Istruzioni del compito: Puoi riscrivere le righe dalla prima fino a quella che contiene "button[interactable]: R (227, 1077, 291, 1156)", entrambe incluse, sostituendo "interactable" con "clickable" e lasciando invariato tutto il resto?

[Voci di dati salvate]

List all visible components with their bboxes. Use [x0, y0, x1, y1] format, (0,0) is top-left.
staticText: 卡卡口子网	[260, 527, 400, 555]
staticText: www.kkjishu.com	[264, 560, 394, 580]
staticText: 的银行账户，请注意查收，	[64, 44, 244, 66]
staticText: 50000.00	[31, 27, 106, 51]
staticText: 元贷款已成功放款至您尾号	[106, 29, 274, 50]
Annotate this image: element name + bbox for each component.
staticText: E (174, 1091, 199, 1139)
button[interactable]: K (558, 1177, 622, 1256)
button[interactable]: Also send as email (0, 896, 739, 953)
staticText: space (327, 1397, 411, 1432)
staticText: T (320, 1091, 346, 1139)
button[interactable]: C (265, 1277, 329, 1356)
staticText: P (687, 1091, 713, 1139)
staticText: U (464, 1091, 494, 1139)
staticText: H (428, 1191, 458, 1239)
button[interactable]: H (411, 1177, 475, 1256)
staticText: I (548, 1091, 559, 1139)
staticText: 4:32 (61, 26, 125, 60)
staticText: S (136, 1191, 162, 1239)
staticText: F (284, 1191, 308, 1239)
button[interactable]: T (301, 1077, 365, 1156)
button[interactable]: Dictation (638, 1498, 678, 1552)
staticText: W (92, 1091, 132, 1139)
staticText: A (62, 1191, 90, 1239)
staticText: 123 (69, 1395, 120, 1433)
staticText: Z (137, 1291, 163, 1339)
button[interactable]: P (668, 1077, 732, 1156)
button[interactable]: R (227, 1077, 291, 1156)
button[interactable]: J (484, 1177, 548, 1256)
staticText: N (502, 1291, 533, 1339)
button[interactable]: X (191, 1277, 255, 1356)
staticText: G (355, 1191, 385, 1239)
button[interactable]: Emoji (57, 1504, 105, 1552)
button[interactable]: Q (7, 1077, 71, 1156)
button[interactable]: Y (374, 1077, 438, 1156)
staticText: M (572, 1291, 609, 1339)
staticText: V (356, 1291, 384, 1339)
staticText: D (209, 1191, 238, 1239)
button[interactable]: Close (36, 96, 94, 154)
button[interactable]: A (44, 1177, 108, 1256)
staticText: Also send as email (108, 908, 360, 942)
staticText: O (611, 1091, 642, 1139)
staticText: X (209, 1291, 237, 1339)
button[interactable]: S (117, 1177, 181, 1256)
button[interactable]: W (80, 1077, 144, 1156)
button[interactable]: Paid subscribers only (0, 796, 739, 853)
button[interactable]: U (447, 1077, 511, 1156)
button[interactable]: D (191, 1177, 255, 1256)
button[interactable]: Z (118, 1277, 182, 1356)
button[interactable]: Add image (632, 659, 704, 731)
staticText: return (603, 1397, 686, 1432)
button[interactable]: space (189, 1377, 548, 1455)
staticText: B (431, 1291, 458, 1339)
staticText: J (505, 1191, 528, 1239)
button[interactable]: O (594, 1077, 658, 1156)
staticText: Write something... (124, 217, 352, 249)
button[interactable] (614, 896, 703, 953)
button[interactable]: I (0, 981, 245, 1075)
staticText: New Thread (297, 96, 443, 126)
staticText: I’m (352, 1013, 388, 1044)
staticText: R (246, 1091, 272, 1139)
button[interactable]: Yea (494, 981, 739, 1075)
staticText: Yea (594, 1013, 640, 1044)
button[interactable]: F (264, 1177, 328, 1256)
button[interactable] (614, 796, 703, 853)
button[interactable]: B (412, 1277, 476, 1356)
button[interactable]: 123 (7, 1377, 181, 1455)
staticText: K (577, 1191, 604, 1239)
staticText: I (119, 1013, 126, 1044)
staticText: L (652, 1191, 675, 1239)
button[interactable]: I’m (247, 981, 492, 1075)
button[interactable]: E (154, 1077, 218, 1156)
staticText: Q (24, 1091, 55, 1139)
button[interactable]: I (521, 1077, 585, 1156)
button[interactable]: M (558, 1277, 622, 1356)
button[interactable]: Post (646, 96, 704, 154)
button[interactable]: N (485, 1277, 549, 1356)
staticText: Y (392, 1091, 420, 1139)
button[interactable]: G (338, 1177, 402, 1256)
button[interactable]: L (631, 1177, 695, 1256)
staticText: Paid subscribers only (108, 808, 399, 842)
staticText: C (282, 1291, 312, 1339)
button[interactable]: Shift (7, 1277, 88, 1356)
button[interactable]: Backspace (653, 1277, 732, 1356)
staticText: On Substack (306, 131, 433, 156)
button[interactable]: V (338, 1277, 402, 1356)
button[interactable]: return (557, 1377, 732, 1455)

Risposta completa:
List all visible components with their bboxes. Use [x0, y0, x1, y1] format, (0,0) is top-left.
staticText: 卡卡口子网	[260, 527, 400, 555]
staticText: www.kkjishu.com	[264, 560, 394, 580]
staticText: 的银行账户，请注意查收，	[64, 44, 244, 66]
staticText: 50000.00	[31, 27, 106, 51]
staticText: 元贷款已成功放款至您尾号	[106, 29, 274, 50]
Annotate this image: element name + bbox for each component.
staticText: E (174, 1091, 199, 1139)
button[clickable]: K (558, 1177, 622, 1256)
button[clickable]: Also send as email (0, 896, 739, 953)
staticText: space (327, 1397, 411, 1432)
staticText: T (320, 1091, 346, 1139)
button[clickable]: C (265, 1277, 329, 1356)
staticText: P (687, 1091, 713, 1139)
staticText: U (464, 1091, 494, 1139)
staticText: H (428, 1191, 458, 1239)
button[clickable]: H (411, 1177, 475, 1256)
staticText: I (548, 1091, 559, 1139)
staticText: 4:32 (61, 26, 125, 60)
staticText: S (136, 1191, 162, 1239)
staticText: F (284, 1191, 308, 1239)
button[clickable]: T (301, 1077, 365, 1156)
button[clickable]: Dictation (638, 1498, 678, 1552)
staticText: W (92, 1091, 132, 1139)
staticText: A (62, 1191, 90, 1239)
staticText: 123 (69, 1395, 120, 1433)
staticText: Z (137, 1291, 163, 1339)
button[clickable]: P (668, 1077, 732, 1156)
button[clickable]: R (227, 1077, 291, 1156)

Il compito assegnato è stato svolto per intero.